**Task statement:** Output the material below in full, exactly as it is.

**Excerpted records:**
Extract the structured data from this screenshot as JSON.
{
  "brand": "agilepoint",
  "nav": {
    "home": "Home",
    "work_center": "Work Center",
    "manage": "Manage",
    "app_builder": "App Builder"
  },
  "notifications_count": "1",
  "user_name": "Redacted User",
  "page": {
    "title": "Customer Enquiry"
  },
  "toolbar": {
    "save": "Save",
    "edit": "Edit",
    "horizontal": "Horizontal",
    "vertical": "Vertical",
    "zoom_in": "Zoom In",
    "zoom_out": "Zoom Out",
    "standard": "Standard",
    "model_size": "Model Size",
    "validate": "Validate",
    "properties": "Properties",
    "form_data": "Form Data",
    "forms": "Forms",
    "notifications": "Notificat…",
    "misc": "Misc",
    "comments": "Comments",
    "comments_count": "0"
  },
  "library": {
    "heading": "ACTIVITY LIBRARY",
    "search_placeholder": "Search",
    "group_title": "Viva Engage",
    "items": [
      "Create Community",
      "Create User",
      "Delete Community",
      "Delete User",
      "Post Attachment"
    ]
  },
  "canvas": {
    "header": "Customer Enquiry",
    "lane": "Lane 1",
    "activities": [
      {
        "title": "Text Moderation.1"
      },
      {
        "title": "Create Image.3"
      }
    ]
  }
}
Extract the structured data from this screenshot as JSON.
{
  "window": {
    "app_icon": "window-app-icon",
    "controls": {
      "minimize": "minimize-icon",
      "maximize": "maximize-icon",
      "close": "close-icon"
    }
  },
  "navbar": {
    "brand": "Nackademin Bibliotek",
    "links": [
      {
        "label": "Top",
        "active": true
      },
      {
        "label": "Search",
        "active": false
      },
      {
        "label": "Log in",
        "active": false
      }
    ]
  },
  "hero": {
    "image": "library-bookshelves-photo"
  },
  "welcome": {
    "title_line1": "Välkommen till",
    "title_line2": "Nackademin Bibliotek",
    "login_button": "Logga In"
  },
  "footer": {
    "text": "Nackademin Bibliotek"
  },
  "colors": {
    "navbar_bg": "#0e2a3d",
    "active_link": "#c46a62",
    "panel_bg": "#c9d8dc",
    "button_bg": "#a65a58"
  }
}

**Full answer:**
Extract the structured data from this screenshot as JSON.
{
  "brand": "agilepoint",
  "nav": {
    "home": "Home",
    "work_center": "Work Center",
    "manage": "Manage",
    "app_builder": "App Builder"
  },
  "notifications_count": "1",
  "user_name": "Redacted User",
  "page": {
    "title": "Customer Enquiry"
  },
  "toolbar": {
    "save": "Save",
    "edit": "Edit",
    "horizontal": "Horizontal",
    "vertical": "Vertical",
    "zoom_in": "Zoom In",
    "zoom_out": "Zoom Out",
    "standard": "Standard",
    "model_size": "Model Size",
    "validate": "Validate",
    "properties": "Properties",
    "form_data": "Form Data",
    "forms": "Forms",
    "notifications": "Notificat…",
    "misc": "Misc",
    "comments": "Comments",
    "comments_count": "0"
  },
  "library": {
    "heading": "ACTIVITY LIBRARY",
    "search_placeholder": "Search",
    "group_title": "Viva Engage",
    "items": [
      "Create Community",
      "Create User",
      "Delete Community",
      "Delete User",
      "Post Attachment"
    ]
  },
  "canvas": {
    "header": "Customer Enquiry",
    "lane": "Lane 1",
    "activities": [
      {
        "title": "Text Moderation.1"
      },
      {
        "title": "Create Image.3"
      }
    ]
  }
}
Extract the structured data from this screenshot as JSON.
{
  "window": {
    "app_icon": "window-app-icon",
    "controls": {
      "minimize": "minimize-icon",
      "maximize": "maximize-icon",
      "close": "close-icon"
    }
  },
  "navbar": {
    "brand": "Nackademin Bibliotek",
    "links": [
      {
        "label": "Top",
        "active": true
      },
      {
        "label": "Search",
        "active": false
      },
      {
        "label": "Log in",
        "active": false
      }
    ]
  },
  "hero": {
    "image": "library-bookshelves-photo"
  },
  "welcome": {
    "title_line1": "Välkommen till",
    "title_line2": "Nackademin Bibliotek",
    "login_button": "Logga In"
  },
  "footer": {
    "text": "Nackademin Bibliotek"
  },
  "colors": {
    "navbar_bg": "#0e2a3d",
    "active_link": "#c46a62",
    "panel_bg": "#c9d8dc",
    "button_bg": "#a65a58"
  }
}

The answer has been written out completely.